**What this task involves:**
Copy out the records in full, word for word, without pictures.

**Input for this task:**

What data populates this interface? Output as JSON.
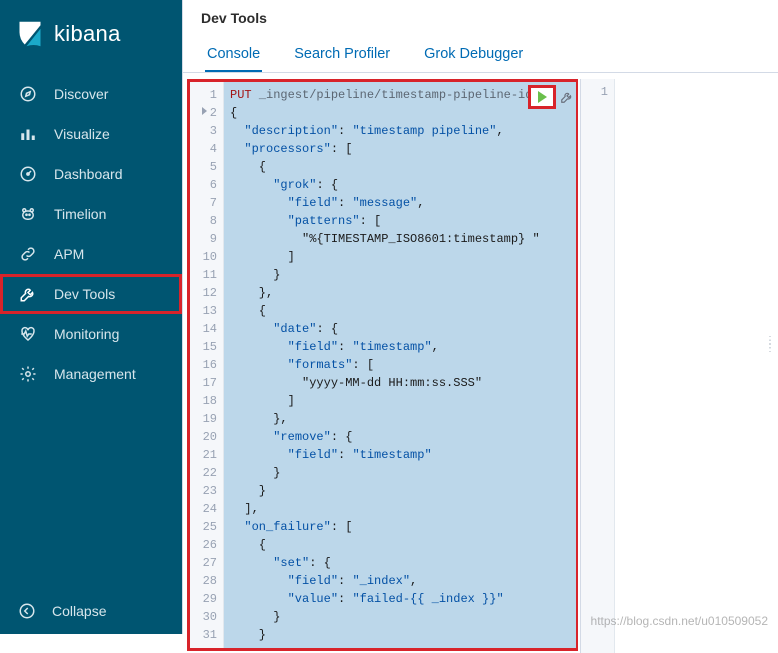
{
  "brand": {
    "name": "kibana"
  },
  "sidebar": {
    "items": [
      {
        "label": "Discover",
        "icon": "compass-icon"
      },
      {
        "label": "Visualize",
        "icon": "bar-chart-icon"
      },
      {
        "label": "Dashboard",
        "icon": "gauge-icon"
      },
      {
        "label": "Timelion",
        "icon": "bear-icon"
      },
      {
        "label": "APM",
        "icon": "link-icon"
      },
      {
        "label": "Dev Tools",
        "icon": "wrench-icon"
      },
      {
        "label": "Monitoring",
        "icon": "heartbeat-icon"
      },
      {
        "label": "Management",
        "icon": "gear-icon"
      }
    ],
    "collapse_label": "Collapse"
  },
  "header": {
    "title": "Dev Tools"
  },
  "tabs": {
    "items": [
      {
        "label": "Console"
      },
      {
        "label": "Search Profiler"
      },
      {
        "label": "Grok Debugger"
      }
    ],
    "active_index": 0
  },
  "editor": {
    "request_method": "PUT",
    "request_path": "_ingest/pipeline/timestamp-pipeline-id",
    "body_lines": [
      "{",
      "  \"description\": \"timestamp pipeline\",",
      "  \"processors\": [",
      "    {",
      "      \"grok\": {",
      "        \"field\": \"message\",",
      "        \"patterns\": [",
      "          \"%{TIMESTAMP_ISO8601:timestamp} \"",
      "        ]",
      "      }",
      "    },",
      "    {",
      "      \"date\": {",
      "        \"field\": \"timestamp\",",
      "        \"formats\": [",
      "          \"yyyy-MM-dd HH:mm:ss.SSS\"",
      "        ]",
      "      },",
      "      \"remove\": {",
      "        \"field\": \"timestamp\"",
      "      }",
      "    }",
      "  ],",
      "  \"on_failure\": [",
      "    {",
      "      \"set\": {",
      "        \"field\": \"_index\",",
      "        \"value\": \"failed-{{ _index }}\"",
      "      }",
      "    }"
    ],
    "first_line_number": 1
  },
  "result": {
    "first_line_number": 1
  },
  "watermark": "https://blog.csdn.net/u010509052"
}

**Answer below:**
What data populates this interface? Output as JSON.
{
  "brand": {
    "name": "kibana"
  },
  "sidebar": {
    "items": [
      {
        "label": "Discover",
        "icon": "compass-icon"
      },
      {
        "label": "Visualize",
        "icon": "bar-chart-icon"
      },
      {
        "label": "Dashboard",
        "icon": "gauge-icon"
      },
      {
        "label": "Timelion",
        "icon": "bear-icon"
      },
      {
        "label": "APM",
        "icon": "link-icon"
      },
      {
        "label": "Dev Tools",
        "icon": "wrench-icon"
      },
      {
        "label": "Monitoring",
        "icon": "heartbeat-icon"
      },
      {
        "label": "Management",
        "icon": "gear-icon"
      }
    ],
    "collapse_label": "Collapse"
  },
  "header": {
    "title": "Dev Tools"
  },
  "tabs": {
    "items": [
      {
        "label": "Console"
      },
      {
        "label": "Search Profiler"
      },
      {
        "label": "Grok Debugger"
      }
    ],
    "active_index": 0
  },
  "editor": {
    "request_method": "PUT",
    "request_path": "_ingest/pipeline/timestamp-pipeline-id",
    "body_lines": [
      "{",
      "  \"description\": \"timestamp pipeline\",",
      "  \"processors\": [",
      "    {",
      "      \"grok\": {",
      "        \"field\": \"message\",",
      "        \"patterns\": [",
      "          \"%{TIMESTAMP_ISO8601:timestamp} \"",
      "        ]",
      "      }",
      "    },",
      "    {",
      "      \"date\": {",
      "        \"field\": \"timestamp\",",
      "        \"formats\": [",
      "          \"yyyy-MM-dd HH:mm:ss.SSS\"",
      "        ]",
      "      },",
      "      \"remove\": {",
      "        \"field\": \"timestamp\"",
      "      }",
      "    }",
      "  ],",
      "  \"on_failure\": [",
      "    {",
      "      \"set\": {",
      "        \"field\": \"_index\",",
      "        \"value\": \"failed-{{ _index }}\"",
      "      }",
      "    }"
    ],
    "first_line_number": 1
  },
  "result": {
    "first_line_number": 1
  },
  "watermark": "https://blog.csdn.net/u010509052"
}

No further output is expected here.